(WHAT IS EXPECTED):
Omit every image, and transcribe the remaining entries exactly as given.
** begin DATA SHOWN **
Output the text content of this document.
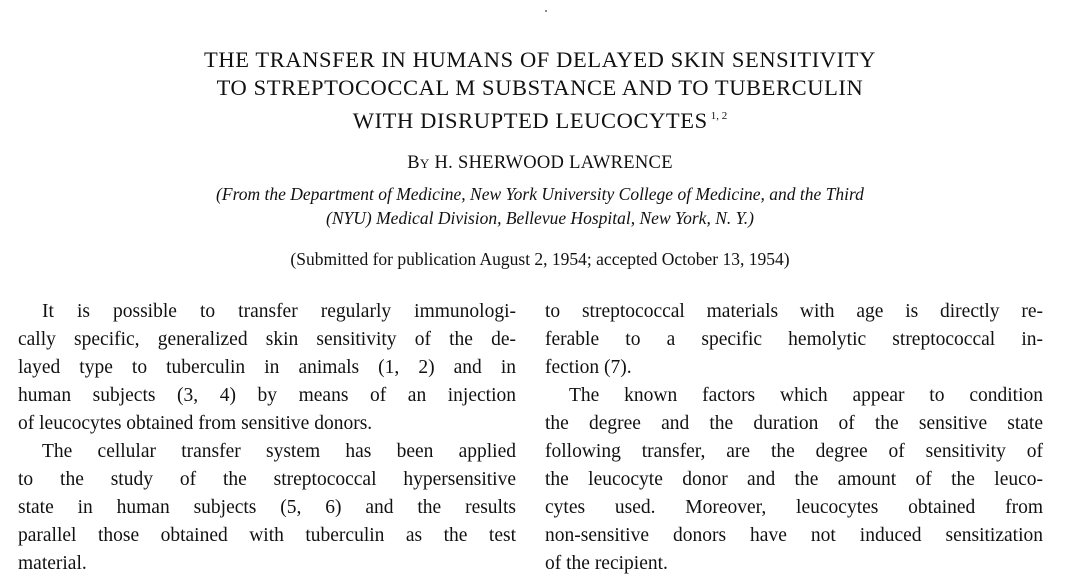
THE TRANSFER IN HUMANS OF DELAYED SKIN SENSITIVITY
TO STREPTOCOCCAL M SUBSTANCE AND TO TUBERCULIN
WITH DISRUPTED LEUCOCYTES $^{1, 2}$
By H. SHERWOOD LAWRENCE
(From the Department of Medicine, New York University College of Medicine, and the Third
(NYU) Medical Division, Bellevue Hospital, New York, N. Y.)
(Submitted for publication August 2, 1954; accepted October 13, 1954)
It is possible to transfer regularly immunologi-
cally specific, generalized skin sensitivity of the de-
layed type to tuberculin in animals (1, 2) and in
human subjects (3, 4) by means of an injection
of leucocytes obtained from sensitive donors.
The cellular transfer system has been applied
to the study of the streptococcal hypersensitive
state in human subjects (5, 6) and the results
parallel those obtained with tuberculin as the test
material.
to streptococcal materials with age is directly re-
ferable to a specific hemolytic streptococcal in-
fection (7).
The known factors which appear to condition
the degree and the duration of the sensitive state
following transfer, are the degree of sensitivity of
the leucocyte donor and the amount of the leuco-
cytes used. Moreover, leucocytes obtained from
non-sensitive donors have not induced sensitization
of the recipient.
** end DATA SHOWN **
(FINISHED ANSWER):
Output the text content of this document.
THE TRANSFER IN HUMANS OF DELAYED SKIN SENSITIVITY
TO STREPTOCOCCAL M SUBSTANCE AND TO TUBERCULIN
WITH DISRUPTED LEUCOCYTES $^{1, 2}$
By H. SHERWOOD LAWRENCE
(From the Department of Medicine, New York University College of Medicine, and the Third
(NYU) Medical Division, Bellevue Hospital, New York, N. Y.)
(Submitted for publication August 2, 1954; accepted October 13, 1954)
It is possible to transfer regularly immunologi-
cally specific, generalized skin sensitivity of the de-
layed type to tuberculin in animals (1, 2) and in
human subjects (3, 4) by means of an injection
of leucocytes obtained from sensitive donors.
The cellular transfer system has been applied
to the study of the streptococcal hypersensitive
state in human subjects (5, 6) and the results
parallel those obtained with tuberculin as the test
material.
to streptococcal materials with age is directly re-
ferable to a specific hemolytic streptococcal in-
fection (7).
The known factors which appear to condition
the degree and the duration of the sensitive state
following transfer, are the degree of sensitivity of
the leucocyte donor and the amount of the leuco-
cytes used. Moreover, leucocytes obtained from
non-sensitive donors have not induced sensitization
of the recipient.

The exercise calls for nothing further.